** WHAT TO PRODUCE **
The records below need retyping in full; give them again exactly.

** RECORDS FOR THE EXERCISE **

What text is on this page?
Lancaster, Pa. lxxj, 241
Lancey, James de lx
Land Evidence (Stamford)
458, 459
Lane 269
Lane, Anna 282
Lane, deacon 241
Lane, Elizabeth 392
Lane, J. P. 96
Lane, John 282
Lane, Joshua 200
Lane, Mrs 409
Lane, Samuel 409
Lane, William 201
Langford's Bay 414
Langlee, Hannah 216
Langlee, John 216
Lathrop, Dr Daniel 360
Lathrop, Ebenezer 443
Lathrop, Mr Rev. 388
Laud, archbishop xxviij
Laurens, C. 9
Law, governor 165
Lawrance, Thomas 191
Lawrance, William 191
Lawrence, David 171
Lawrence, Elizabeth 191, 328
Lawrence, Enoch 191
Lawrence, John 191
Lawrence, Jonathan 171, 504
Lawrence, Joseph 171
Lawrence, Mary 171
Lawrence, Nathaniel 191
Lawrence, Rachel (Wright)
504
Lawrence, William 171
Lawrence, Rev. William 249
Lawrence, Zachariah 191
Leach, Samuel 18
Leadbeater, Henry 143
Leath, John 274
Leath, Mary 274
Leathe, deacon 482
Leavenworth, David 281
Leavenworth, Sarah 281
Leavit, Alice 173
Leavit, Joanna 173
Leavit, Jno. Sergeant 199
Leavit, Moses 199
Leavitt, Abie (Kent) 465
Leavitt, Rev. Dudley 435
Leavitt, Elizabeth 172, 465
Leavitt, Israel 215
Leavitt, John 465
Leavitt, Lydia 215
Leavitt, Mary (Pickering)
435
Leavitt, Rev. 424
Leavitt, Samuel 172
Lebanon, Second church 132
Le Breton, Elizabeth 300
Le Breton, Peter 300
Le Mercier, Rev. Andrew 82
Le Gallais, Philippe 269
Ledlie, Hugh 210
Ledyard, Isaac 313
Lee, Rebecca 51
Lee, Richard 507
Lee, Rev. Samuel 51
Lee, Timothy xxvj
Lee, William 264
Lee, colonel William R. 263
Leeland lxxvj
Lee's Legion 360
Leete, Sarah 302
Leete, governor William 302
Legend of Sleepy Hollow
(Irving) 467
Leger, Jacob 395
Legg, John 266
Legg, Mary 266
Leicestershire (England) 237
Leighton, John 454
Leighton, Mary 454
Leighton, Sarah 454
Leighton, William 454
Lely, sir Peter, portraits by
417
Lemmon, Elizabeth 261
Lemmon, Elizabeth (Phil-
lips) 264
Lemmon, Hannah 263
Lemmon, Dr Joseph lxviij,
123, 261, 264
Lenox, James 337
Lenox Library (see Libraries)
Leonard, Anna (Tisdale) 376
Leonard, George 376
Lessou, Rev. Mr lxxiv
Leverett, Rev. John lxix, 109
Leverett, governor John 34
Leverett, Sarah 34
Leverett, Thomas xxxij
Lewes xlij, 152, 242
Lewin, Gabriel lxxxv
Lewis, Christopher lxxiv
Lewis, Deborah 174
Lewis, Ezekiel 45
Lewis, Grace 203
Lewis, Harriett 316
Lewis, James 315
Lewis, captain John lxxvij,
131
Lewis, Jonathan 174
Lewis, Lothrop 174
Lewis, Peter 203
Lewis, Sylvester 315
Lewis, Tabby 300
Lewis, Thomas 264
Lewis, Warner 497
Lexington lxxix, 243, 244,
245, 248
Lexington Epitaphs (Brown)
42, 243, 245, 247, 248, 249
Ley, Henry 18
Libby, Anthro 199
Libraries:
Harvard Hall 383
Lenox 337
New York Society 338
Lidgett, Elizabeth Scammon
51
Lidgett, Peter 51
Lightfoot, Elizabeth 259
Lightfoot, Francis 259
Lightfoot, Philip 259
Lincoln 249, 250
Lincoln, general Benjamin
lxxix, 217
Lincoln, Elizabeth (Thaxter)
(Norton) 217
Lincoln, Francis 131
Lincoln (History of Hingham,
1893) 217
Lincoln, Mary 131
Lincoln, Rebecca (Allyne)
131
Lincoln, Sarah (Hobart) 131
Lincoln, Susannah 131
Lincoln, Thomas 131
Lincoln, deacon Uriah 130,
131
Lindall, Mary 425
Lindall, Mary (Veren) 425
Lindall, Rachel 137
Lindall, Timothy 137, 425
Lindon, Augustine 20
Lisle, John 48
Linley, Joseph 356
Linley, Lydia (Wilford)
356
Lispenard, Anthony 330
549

** EXPECTED ANSWER **
What text is on this page?
Lancaster, Pa. lxxj, 241
Lancey, James de lx
Land Evidence (Stamford)
458, 459
Lane 269
Lane, Anna 282
Lane, deacon 241
Lane, Elizabeth 392
Lane, J. P. 96
Lane, John 282
Lane, Joshua 200
Lane, Mrs 409
Lane, Samuel 409
Lane, William 201
Langford's Bay 414
Langlee, Hannah 216
Langlee, John 216
Lathrop, Dr Daniel 360
Lathrop, Ebenezer 443
Lathrop, Mr Rev. 388
Laud, archbishop xxviij
Laurens, C. 9
Law, governor 165
Lawrance, Thomas 191
Lawrance, William 191
Lawrence, David 171
Lawrence, Elizabeth 191, 328
Lawrence, Enoch 191
Lawrence, John 191
Lawrence, Jonathan 171, 504
Lawrence, Joseph 171
Lawrence, Mary 171
Lawrence, Nathaniel 191
Lawrence, Rachel (Wright)
504
Lawrence, William 171
Lawrence, Rev. William 249
Lawrence, Zachariah 191
Leach, Samuel 18
Leadbeater, Henry 143
Leath, John 274
Leath, Mary 274
Leathe, deacon 482
Leavenworth, David 281
Leavenworth, Sarah 281
Leavit, Alice 173
Leavit, Joanna 173
Leavit, Jno. Sergeant 199
Leavit, Moses 199
Leavitt, Abie (Kent) 465
Leavitt, Rev. Dudley 435
Leavitt, Elizabeth 172, 465
Leavitt, Israel 215
Leavitt, John 465
Leavitt, Lydia 215
Leavitt, Mary (Pickering)
435
Leavitt, Rev. 424
Leavitt, Samuel 172
Lebanon, Second church 132
Le Breton, Elizabeth 300
Le Breton, Peter 300
Le Mercier, Rev. Andrew 82
Le Gallais, Philippe 269
Ledlie, Hugh 210
Ledyard, Isaac 313
Lee, Rebecca 51
Lee, Richard 507
Lee, Rev. Samuel 51
Lee, Timothy xxvj
Lee, William 264
Lee, colonel William R. 263
Leeland lxxvj
Lee's Legion 360
Leete, Sarah 302
Leete, governor William 302
Legend of Sleepy Hollow
(Irving) 467
Leger, Jacob 395
Legg, John 266
Legg, Mary 266
Leicestershire (England) 237
Leighton, John 454
Leighton, Mary 454
Leighton, Sarah 454
Leighton, William 454
Lely, sir Peter, portraits by
417
Lemmon, Elizabeth 261
Lemmon, Elizabeth (Phil-
lips) 264
Lemmon, Hannah 263
Lemmon, Dr Joseph lxviij,
123, 261, 264
Lenox, James 337
Lenox Library (see Libraries)
Leonard, Anna (Tisdale) 376
Leonard, George 376
Lessou, Rev. Mr lxxiv
Leverett, Rev. John lxix, 109
Leverett, governor John 34
Leverett, Sarah 34
Leverett, Thomas xxxij
Lewes xlij, 152, 242
Lewin, Gabriel lxxxv
Lewis, Christopher lxxiv
Lewis, Deborah 174
Lewis, Ezekiel 45
Lewis, Grace 203
Lewis, Harriett 316
Lewis, James 315
Lewis, captain John lxxvij,
131
Lewis, Jonathan 174
Lewis, Lothrop 174
Lewis, Peter 203
Lewis, Sylvester 315
Lewis, Tabby 300
Lewis, Thomas 264
Lewis, Warner 497
Lexington lxxix, 243, 244,
245, 248
Lexington Epitaphs (Brown)
42, 243, 245, 247, 248, 249
Ley, Henry 18
Libby, Anthro 199
Libraries:
Harvard Hall 383
Lenox 337
New York Society 338
Lidgett, Elizabeth Scammon
51
Lidgett, Peter 51
Lightfoot, Elizabeth 259
Lightfoot, Francis 259
Lightfoot, Philip 259
Lincoln 249, 250
Lincoln, general Benjamin
lxxix, 217
Lincoln, Elizabeth (Thaxter)
(Norton) 217
Lincoln, Francis 131
Lincoln (History of Hingham,
1893) 217
Lincoln, Mary 131
Lincoln, Rebecca (Allyne)
131
Lincoln, Sarah (Hobart) 131
Lincoln, Susannah 131
Lincoln, Thomas 131
Lincoln, deacon Uriah 130,
131
Lindall, Mary 425
Lindall, Mary (Veren) 425
Lindall, Rachel 137
Lindall, Timothy 137, 425
Lindon, Augustine 20
Lisle, John 48
Linley, Joseph 356
Linley, Lydia (Wilford)
356
Lispenard, Anthony 330
549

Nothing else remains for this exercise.